=== SUPPLIED DATA ===

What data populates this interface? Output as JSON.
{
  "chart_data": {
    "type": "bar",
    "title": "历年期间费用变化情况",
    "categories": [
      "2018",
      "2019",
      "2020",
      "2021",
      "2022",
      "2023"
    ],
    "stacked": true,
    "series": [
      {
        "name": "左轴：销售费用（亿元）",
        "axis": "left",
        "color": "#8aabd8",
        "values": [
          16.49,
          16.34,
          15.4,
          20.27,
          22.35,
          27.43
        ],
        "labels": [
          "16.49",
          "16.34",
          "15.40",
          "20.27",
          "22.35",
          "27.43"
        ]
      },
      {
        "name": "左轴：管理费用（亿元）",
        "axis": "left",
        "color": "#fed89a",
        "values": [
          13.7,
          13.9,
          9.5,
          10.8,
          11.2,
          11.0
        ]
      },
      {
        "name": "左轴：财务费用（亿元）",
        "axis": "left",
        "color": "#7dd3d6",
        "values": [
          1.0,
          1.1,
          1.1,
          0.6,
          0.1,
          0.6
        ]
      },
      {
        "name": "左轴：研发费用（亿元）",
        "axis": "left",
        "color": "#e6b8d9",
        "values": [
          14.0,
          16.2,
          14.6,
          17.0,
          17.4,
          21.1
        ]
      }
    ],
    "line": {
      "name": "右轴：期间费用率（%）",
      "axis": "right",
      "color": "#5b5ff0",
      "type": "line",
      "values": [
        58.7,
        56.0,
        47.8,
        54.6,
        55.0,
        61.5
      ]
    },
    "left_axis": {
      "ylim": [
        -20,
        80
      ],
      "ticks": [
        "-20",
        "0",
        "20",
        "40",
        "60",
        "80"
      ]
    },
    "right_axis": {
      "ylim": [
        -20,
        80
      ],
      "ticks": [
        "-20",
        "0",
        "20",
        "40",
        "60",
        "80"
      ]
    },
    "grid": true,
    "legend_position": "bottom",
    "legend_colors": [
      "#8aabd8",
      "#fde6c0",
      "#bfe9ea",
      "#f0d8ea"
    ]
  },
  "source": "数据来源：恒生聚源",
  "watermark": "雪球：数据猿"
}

===

## EXERCISE DETAILS
Extract the listing in its entirety and repeat it exactly.

## TASK SOLUTION
What data populates this interface? Output as JSON.
{
  "chart_data": {
    "type": "bar",
    "title": "历年期间费用变化情况",
    "categories": [
      "2018",
      "2019",
      "2020",
      "2021",
      "2022",
      "2023"
    ],
    "stacked": true,
    "series": [
      {
        "name": "左轴：销售费用（亿元）",
        "axis": "left",
        "color": "#8aabd8",
        "values": [
          16.49,
          16.34,
          15.4,
          20.27,
          22.35,
          27.43
        ],
        "labels": [
          "16.49",
          "16.34",
          "15.40",
          "20.27",
          "22.35",
          "27.43"
        ]
      },
      {
        "name": "左轴：管理费用（亿元）",
        "axis": "left",
        "color": "#fed89a",
        "values": [
          13.7,
          13.9,
          9.5,
          10.8,
          11.2,
          11.0
        ]
      },
      {
        "name": "左轴：财务费用（亿元）",
        "axis": "left",
        "color": "#7dd3d6",
        "values": [
          1.0,
          1.1,
          1.1,
          0.6,
          0.1,
          0.6
        ]
      },
      {
        "name": "左轴：研发费用（亿元）",
        "axis": "left",
        "color": "#e6b8d9",
        "values": [
          14.0,
          16.2,
          14.6,
          17.0,
          17.4,
          21.1
        ]
      }
    ],
    "line": {
      "name": "右轴：期间费用率（%）",
      "axis": "right",
      "color": "#5b5ff0",
      "type": "line",
      "values": [
        58.7,
        56.0,
        47.8,
        54.6,
        55.0,
        61.5
      ]
    },
    "left_axis": {
      "ylim": [
        -20,
        80
      ],
      "ticks": [
        "-20",
        "0",
        "20",
        "40",
        "60",
        "80"
      ]
    },
    "right_axis": {
      "ylim": [
        -20,
        80
      ],
      "ticks": [
        "-20",
        "0",
        "20",
        "40",
        "60",
        "80"
      ]
    },
    "grid": true,
    "legend_position": "bottom",
    "legend_colors": [
      "#8aabd8",
      "#fde6c0",
      "#bfe9ea",
      "#f0d8ea"
    ]
  },
  "source": "数据来源：恒生聚源",
  "watermark": "雪球：数据猿"
}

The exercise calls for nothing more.